__Short task__.
Extract every line of the items below, copying each one verbatim. Leave the pictures out of your answer.

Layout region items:
▼
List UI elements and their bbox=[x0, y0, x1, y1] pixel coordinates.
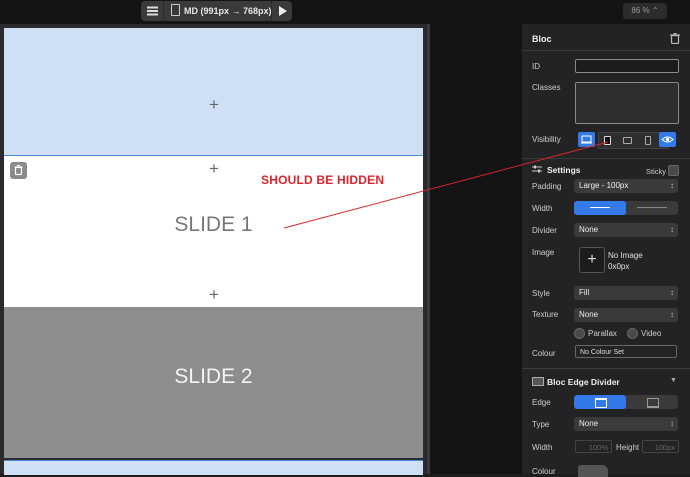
texture-label: Texture bbox=[532, 310, 559, 319]
inspector-title: Bloc bbox=[532, 34, 552, 44]
device-toolbar-group: MD (991px → 768px) bbox=[141, 1, 292, 21]
padding-label: Padding bbox=[532, 182, 562, 191]
bloc-slide-2[interactable]: SLIDE 2 bbox=[4, 307, 423, 458]
classes-input[interactable] bbox=[575, 82, 679, 124]
slide-2-heading[interactable]: SLIDE 2 bbox=[4, 365, 423, 389]
divider-label: Divider bbox=[532, 226, 557, 235]
edge-height-value: 100px bbox=[654, 443, 675, 452]
edge-divider-icon bbox=[532, 377, 544, 386]
style-select[interactable]: Fill bbox=[574, 286, 678, 300]
breakpoint-selector[interactable]: MD (991px → 768px) bbox=[171, 1, 272, 21]
image-label: Image bbox=[532, 248, 555, 257]
parallax-label: Parallax bbox=[588, 329, 617, 338]
collapse-triangle-icon[interactable]: ▼ bbox=[670, 377, 677, 384]
edge-height-input[interactable]: 100px bbox=[642, 440, 679, 453]
divider-select[interactable]: None bbox=[574, 223, 678, 237]
visibility-md-tablet-icon[interactable] bbox=[604, 136, 611, 145]
inspector-panel: Bloc ID Classes Visibility Settings Stic… bbox=[522, 24, 690, 477]
type-label: Type bbox=[532, 420, 550, 429]
edge-height-label: Height bbox=[616, 443, 640, 452]
visibility-xs-phone-icon[interactable] bbox=[645, 136, 651, 145]
preview-play-button[interactable] bbox=[271, 1, 292, 21]
width-full-icon bbox=[637, 207, 667, 208]
add-brick-plus-icon[interactable]: + bbox=[207, 96, 221, 113]
width-contained-icon bbox=[590, 207, 610, 208]
edge-width-label: Width bbox=[532, 443, 553, 452]
top-toolbar: MD (991px → 768px) 86 % ⌃ bbox=[0, 0, 690, 24]
divider bbox=[522, 158, 690, 159]
chevron-updown-icon: ⌃ bbox=[651, 6, 659, 15]
edge-top-icon bbox=[595, 398, 607, 408]
edge-label: Edge bbox=[532, 398, 551, 407]
canvas-scrollbar[interactable] bbox=[427, 24, 430, 474]
image-size: 0x0px bbox=[608, 262, 630, 271]
edge-bottom-icon bbox=[647, 398, 659, 408]
style-label: Style bbox=[532, 289, 550, 298]
width-label: Width bbox=[532, 204, 553, 213]
visibility-sm-tablet-icon[interactable] bbox=[623, 137, 632, 144]
edge-segmented-control[interactable] bbox=[574, 395, 678, 409]
id-label: ID bbox=[532, 62, 540, 71]
video-checkbox[interactable] bbox=[627, 328, 638, 339]
edge-colour-label: Colour bbox=[532, 467, 556, 476]
add-bloc-below-plus-icon[interactable]: + bbox=[207, 286, 221, 303]
edge-colour-swatch[interactable] bbox=[578, 465, 608, 477]
hamburger-icon[interactable] bbox=[141, 1, 164, 21]
edge-width-value: 100% bbox=[588, 443, 608, 452]
delete-bloc-trash-icon[interactable] bbox=[10, 162, 27, 179]
design-canvas[interactable]: + + SLIDE 1 + SLIDE 2 bbox=[0, 24, 427, 475]
divider bbox=[522, 50, 690, 51]
visibility-label: Visibility bbox=[532, 135, 561, 144]
width-fixed-option[interactable] bbox=[574, 201, 626, 215]
tablet-icon bbox=[171, 4, 180, 16]
slide-1-heading[interactable]: SLIDE 1 bbox=[4, 213, 423, 237]
breakpoint-label: MD (991px → 768px) bbox=[184, 6, 272, 16]
bloc-header[interactable]: + bbox=[4, 28, 423, 156]
sliders-icon bbox=[532, 165, 542, 175]
add-image-plus-icon[interactable]: + bbox=[579, 247, 605, 273]
edge-width-input[interactable]: 100% bbox=[575, 440, 612, 453]
classes-label: Classes bbox=[532, 83, 561, 92]
image-name: No Image bbox=[608, 251, 643, 260]
visibility-lg-button[interactable] bbox=[578, 132, 595, 147]
trash-icon[interactable] bbox=[670, 33, 680, 46]
colour-label: Colour bbox=[532, 349, 556, 358]
sticky-checkbox[interactable] bbox=[668, 165, 679, 176]
settings-title: Settings bbox=[547, 165, 581, 175]
annotation-text: SHOULD BE HIDDEN bbox=[261, 173, 385, 187]
visibility-preview-button[interactable] bbox=[659, 132, 676, 147]
colour-picker[interactable]: No Colour Set bbox=[575, 345, 677, 358]
padding-select[interactable]: Large - 100px bbox=[574, 179, 678, 193]
width-segmented-control[interactable] bbox=[574, 201, 678, 215]
add-bloc-above-plus-icon[interactable]: + bbox=[207, 160, 221, 177]
eye-icon bbox=[661, 136, 674, 143]
zoom-dropdown[interactable]: 86 % ⌃ bbox=[623, 3, 667, 19]
canvas-gutter bbox=[427, 24, 522, 474]
type-select[interactable]: None bbox=[574, 417, 678, 431]
id-input[interactable] bbox=[575, 59, 679, 73]
divider bbox=[522, 368, 690, 369]
parallax-checkbox[interactable] bbox=[574, 328, 585, 339]
sticky-label: Sticky bbox=[646, 167, 667, 176]
zoom-label: 86 % bbox=[631, 6, 650, 15]
video-label: Video bbox=[641, 329, 662, 338]
texture-select[interactable]: None bbox=[574, 308, 678, 322]
bloc-next[interactable] bbox=[4, 460, 423, 475]
edge-divider-title: Bloc Edge Divider bbox=[547, 377, 620, 387]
▲
__Answer in full__.
List UI elements and their bbox=[x0, y0, x1, y1] pixel coordinates.
texture-label: Texture bbox=[532, 310, 559, 319]
inspector-title: Bloc bbox=[532, 34, 552, 44]
device-toolbar-group: MD (991px → 768px) bbox=[141, 1, 292, 21]
padding-label: Padding bbox=[532, 182, 562, 191]
bloc-slide-2[interactable]: SLIDE 2 bbox=[4, 307, 423, 458]
classes-input[interactable] bbox=[575, 82, 679, 124]
slide-2-heading[interactable]: SLIDE 2 bbox=[4, 365, 423, 389]
divider-label: Divider bbox=[532, 226, 557, 235]
edge-height-value: 100px bbox=[654, 443, 675, 452]
edge-divider-icon bbox=[532, 377, 544, 386]
style-select[interactable]: Fill bbox=[574, 286, 678, 300]
breakpoint-selector[interactable]: MD (991px → 768px) bbox=[171, 1, 272, 21]
image-label: Image bbox=[532, 248, 555, 257]
parallax-label: Parallax bbox=[588, 329, 617, 338]
collapse-triangle-icon[interactable]: ▼ bbox=[670, 377, 677, 384]
edge-height-input[interactable]: 100px bbox=[642, 440, 679, 453]
divider-select[interactable]: None bbox=[574, 223, 678, 237]
visibility-md-tablet-icon[interactable] bbox=[604, 136, 611, 145]
inspector-panel: Bloc ID Classes Visibility Settings Stic… bbox=[522, 24, 690, 477]
type-label: Type bbox=[532, 420, 550, 429]
edge-height-label: Height bbox=[616, 443, 640, 452]
visibility-xs-phone-icon[interactable] bbox=[645, 136, 651, 145]
preview-play-button[interactable] bbox=[271, 1, 292, 21]
width-full-icon bbox=[637, 207, 667, 208]
add-brick-plus-icon[interactable]: + bbox=[207, 96, 221, 113]
width-contained-icon bbox=[590, 207, 610, 208]
edge-width-label: Width bbox=[532, 443, 553, 452]
top-toolbar: MD (991px → 768px) 86 % ⌃ bbox=[0, 0, 690, 24]
divider bbox=[522, 158, 690, 159]
chevron-updown-icon: ⌃ bbox=[651, 6, 659, 15]
edge-top-icon bbox=[595, 398, 607, 408]
edge-label: Edge bbox=[532, 398, 551, 407]
canvas-scrollbar[interactable] bbox=[427, 24, 430, 474]
image-size: 0x0px bbox=[608, 262, 630, 271]
edge-bottom-icon bbox=[647, 398, 659, 408]
style-label: Style bbox=[532, 289, 550, 298]
width-label: Width bbox=[532, 204, 553, 213]
visibility-sm-tablet-icon[interactable] bbox=[623, 137, 632, 144]
edge-segmented-control[interactable] bbox=[574, 395, 678, 409]
id-label: ID bbox=[532, 62, 540, 71]
video-checkbox[interactable] bbox=[627, 328, 638, 339]
edge-colour-label: Colour bbox=[532, 467, 556, 476]
add-bloc-below-plus-icon[interactable]: + bbox=[207, 286, 221, 303]
edge-colour-swatch[interactable] bbox=[578, 465, 608, 477]
hamburger-icon[interactable] bbox=[141, 1, 164, 21]
edge-width-value: 100% bbox=[588, 443, 608, 452]
delete-bloc-trash-icon[interactable] bbox=[10, 162, 27, 179]
design-canvas[interactable]: + + SLIDE 1 + SLIDE 2 bbox=[0, 24, 427, 475]
divider bbox=[522, 50, 690, 51]
visibility-label: Visibility bbox=[532, 135, 561, 144]
width-fixed-option[interactable] bbox=[574, 201, 626, 215]
tablet-icon bbox=[171, 4, 180, 16]
slide-1-heading[interactable]: SLIDE 1 bbox=[4, 213, 423, 237]
breakpoint-label: MD (991px → 768px) bbox=[184, 6, 272, 16]
bloc-header[interactable]: + bbox=[4, 28, 423, 156]
sliders-icon bbox=[532, 165, 542, 175]
add-image-plus-icon[interactable]: + bbox=[579, 247, 605, 273]
edge-width-input[interactable]: 100% bbox=[575, 440, 612, 453]
classes-label: Classes bbox=[532, 83, 561, 92]
image-name: No Image bbox=[608, 251, 643, 260]
visibility-lg-button[interactable] bbox=[578, 132, 595, 147]
trash-icon[interactable] bbox=[670, 33, 680, 46]
colour-label: Colour bbox=[532, 349, 556, 358]
sticky-checkbox[interactable] bbox=[668, 165, 679, 176]
settings-title: Settings bbox=[547, 165, 581, 175]
annotation-text: SHOULD BE HIDDEN bbox=[261, 173, 385, 187]
visibility-preview-button[interactable] bbox=[659, 132, 676, 147]
colour-picker[interactable]: No Colour Set bbox=[575, 345, 677, 358]
padding-select[interactable]: Large - 100px bbox=[574, 179, 678, 193]
width-segmented-control[interactable] bbox=[574, 201, 678, 215]
add-bloc-above-plus-icon[interactable]: + bbox=[207, 160, 221, 177]
eye-icon bbox=[661, 136, 674, 143]
zoom-dropdown[interactable]: 86 % ⌃ bbox=[623, 3, 667, 19]
canvas-gutter bbox=[427, 24, 522, 474]
type-select[interactable]: None bbox=[574, 417, 678, 431]
id-input[interactable] bbox=[575, 59, 679, 73]
divider bbox=[522, 368, 690, 369]
parallax-checkbox[interactable] bbox=[574, 328, 585, 339]
sticky-label: Sticky bbox=[646, 167, 667, 176]
zoom-label: 86 % bbox=[631, 6, 650, 15]
video-label: Video bbox=[641, 329, 662, 338]
texture-select[interactable]: None bbox=[574, 308, 678, 322]
bloc-next[interactable] bbox=[4, 460, 423, 475]
edge-divider-title: Bloc Edge Divider bbox=[547, 377, 620, 387]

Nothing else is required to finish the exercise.